### DOCUMENT PASSAGE:
========
Have you ever been that thirsty and not able to quench the thirst? Or even partially satiate it? All I could do was swish water around in my mouth and spit it out and that did nothing but depress me. It was the lowest of lows. I just wanted a drink, a sip, a swallow, a taste to ease that arid dehydrated feeling, and I couldn’t.

So, I curled up on the sofa with my head on Jeff’s lap and cried heart-wrenching sobs of hopelessness and despair wishing for things that couldn’t be undone and wondering how I was going to make it through another day.

And then Jeff, in an unusual moment of quiet and sensitivity, said to me, “You know, you’re a lot like Christ.” Well, that got my attention as I was slobbering and snotting all over him because he has NEVER ever equated me to Christ before, at least, not directly.

He proceeded to talk about Christ’s sacrifice of his own life, voluntarily giving himself to be scorned, spit upon, beaten, and finally, crucified in a barbaric way to assuage the wrath of God. This I knew so I tried to jump ahead and figure out where Jeff was heading, but then he said something that I’d not thought about before that jerked my concentration back to him.

“If Christ had not gone willingly to the cross, think about how much worse it would have been for humanity to have had to suffer the full wrath of God for our sins. It would have been better for Jesus because He never would have had to suffer these earthly evils, but it would have been worse for humanity.”
========
### DATASET:
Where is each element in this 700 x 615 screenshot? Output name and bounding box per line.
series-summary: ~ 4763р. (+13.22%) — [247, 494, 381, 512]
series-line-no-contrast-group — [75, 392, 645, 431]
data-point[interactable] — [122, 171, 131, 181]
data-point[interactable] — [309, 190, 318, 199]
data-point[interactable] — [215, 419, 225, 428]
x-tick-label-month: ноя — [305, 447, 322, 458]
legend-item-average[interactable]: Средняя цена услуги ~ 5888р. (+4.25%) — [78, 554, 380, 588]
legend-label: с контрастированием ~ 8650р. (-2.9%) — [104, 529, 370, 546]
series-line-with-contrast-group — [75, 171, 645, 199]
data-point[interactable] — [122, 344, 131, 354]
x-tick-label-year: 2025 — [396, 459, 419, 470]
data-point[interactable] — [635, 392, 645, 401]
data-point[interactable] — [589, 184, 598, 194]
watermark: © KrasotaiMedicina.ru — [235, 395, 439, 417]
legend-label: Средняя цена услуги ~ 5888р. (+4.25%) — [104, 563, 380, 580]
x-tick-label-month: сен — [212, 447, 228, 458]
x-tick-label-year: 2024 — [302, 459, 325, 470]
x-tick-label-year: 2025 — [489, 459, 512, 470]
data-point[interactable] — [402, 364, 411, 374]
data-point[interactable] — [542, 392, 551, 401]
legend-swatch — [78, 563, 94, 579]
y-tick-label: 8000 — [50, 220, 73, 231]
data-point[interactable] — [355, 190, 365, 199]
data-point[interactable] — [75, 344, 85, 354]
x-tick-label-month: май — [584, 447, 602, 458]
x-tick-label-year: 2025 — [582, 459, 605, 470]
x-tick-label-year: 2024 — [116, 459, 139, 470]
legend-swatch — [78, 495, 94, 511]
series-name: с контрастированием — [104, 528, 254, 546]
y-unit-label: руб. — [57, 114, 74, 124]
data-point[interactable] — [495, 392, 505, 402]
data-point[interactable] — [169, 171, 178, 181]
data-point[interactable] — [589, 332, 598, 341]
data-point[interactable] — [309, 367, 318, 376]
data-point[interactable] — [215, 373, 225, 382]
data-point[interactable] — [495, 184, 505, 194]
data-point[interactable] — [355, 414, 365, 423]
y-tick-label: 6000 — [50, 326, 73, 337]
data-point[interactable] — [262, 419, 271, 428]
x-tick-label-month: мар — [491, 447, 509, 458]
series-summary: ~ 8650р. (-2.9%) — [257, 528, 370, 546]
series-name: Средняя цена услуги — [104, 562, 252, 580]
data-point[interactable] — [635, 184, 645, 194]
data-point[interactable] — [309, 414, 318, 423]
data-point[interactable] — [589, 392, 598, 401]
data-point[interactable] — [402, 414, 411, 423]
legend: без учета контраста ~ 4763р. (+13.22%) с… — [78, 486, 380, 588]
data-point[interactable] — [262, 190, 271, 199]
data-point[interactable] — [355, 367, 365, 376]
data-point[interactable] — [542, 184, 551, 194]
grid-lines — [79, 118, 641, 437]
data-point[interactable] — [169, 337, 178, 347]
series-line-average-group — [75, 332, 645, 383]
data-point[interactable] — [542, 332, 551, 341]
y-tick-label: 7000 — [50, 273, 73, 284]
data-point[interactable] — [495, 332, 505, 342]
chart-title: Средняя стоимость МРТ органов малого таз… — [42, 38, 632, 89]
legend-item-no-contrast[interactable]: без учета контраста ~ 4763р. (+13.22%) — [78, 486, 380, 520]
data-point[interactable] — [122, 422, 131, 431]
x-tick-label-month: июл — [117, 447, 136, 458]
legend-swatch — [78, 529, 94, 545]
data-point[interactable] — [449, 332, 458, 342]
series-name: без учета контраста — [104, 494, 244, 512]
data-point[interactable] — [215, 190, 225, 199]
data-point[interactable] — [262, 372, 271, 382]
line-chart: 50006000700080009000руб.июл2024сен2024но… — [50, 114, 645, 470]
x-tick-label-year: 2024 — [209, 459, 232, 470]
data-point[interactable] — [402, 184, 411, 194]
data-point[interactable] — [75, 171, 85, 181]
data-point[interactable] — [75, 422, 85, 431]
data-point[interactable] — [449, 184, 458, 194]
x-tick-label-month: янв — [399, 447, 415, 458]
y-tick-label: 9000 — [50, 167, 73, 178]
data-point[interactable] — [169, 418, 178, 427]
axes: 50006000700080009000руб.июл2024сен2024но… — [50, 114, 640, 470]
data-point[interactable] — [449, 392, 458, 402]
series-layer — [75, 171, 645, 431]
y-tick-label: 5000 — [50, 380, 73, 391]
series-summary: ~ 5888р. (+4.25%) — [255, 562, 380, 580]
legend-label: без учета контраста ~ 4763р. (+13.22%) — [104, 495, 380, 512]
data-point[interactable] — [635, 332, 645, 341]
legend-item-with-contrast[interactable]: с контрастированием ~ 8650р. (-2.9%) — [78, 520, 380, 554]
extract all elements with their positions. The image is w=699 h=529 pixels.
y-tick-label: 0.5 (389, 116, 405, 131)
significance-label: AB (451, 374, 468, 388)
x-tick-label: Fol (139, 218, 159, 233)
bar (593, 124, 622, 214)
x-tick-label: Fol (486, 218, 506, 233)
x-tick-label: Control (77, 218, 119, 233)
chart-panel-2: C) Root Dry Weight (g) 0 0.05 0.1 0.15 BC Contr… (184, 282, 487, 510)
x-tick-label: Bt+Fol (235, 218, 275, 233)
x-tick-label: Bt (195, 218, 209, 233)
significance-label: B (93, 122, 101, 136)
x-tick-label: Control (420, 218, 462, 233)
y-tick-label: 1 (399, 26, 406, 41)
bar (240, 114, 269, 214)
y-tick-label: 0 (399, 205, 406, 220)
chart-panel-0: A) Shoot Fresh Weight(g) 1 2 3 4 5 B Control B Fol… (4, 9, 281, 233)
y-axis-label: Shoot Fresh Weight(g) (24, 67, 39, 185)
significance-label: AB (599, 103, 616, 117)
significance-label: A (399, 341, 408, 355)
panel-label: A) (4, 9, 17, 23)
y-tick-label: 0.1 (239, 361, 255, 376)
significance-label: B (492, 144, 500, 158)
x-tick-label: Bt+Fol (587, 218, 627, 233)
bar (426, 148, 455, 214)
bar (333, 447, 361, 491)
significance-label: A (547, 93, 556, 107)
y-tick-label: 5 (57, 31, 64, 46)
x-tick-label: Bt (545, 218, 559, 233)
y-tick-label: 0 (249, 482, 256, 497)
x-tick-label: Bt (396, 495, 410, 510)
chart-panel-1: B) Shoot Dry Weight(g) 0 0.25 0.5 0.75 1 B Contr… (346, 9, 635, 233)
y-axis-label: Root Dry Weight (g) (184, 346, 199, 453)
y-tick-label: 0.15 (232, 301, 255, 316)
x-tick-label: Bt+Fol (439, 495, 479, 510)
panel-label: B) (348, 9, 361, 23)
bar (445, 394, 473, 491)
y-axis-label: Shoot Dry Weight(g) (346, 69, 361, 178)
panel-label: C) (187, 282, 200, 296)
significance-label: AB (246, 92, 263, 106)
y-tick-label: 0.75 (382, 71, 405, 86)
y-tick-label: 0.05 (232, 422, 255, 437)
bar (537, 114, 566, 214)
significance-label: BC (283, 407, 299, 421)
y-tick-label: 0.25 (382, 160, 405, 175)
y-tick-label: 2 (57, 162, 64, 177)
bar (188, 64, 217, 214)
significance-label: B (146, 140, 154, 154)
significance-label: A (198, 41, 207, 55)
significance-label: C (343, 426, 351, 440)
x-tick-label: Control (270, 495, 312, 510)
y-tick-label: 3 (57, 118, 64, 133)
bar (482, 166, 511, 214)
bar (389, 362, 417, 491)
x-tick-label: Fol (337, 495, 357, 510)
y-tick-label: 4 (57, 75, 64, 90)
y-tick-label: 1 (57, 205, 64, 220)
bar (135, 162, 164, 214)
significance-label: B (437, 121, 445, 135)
========
### WHAT THE TASK REQUIRES:
In the passage about thirst, whom does Jeff say the writer is a lot like? The records are independent material with no connection to the passage.

### SOLUTION TO THE PROBLEM:
Christ.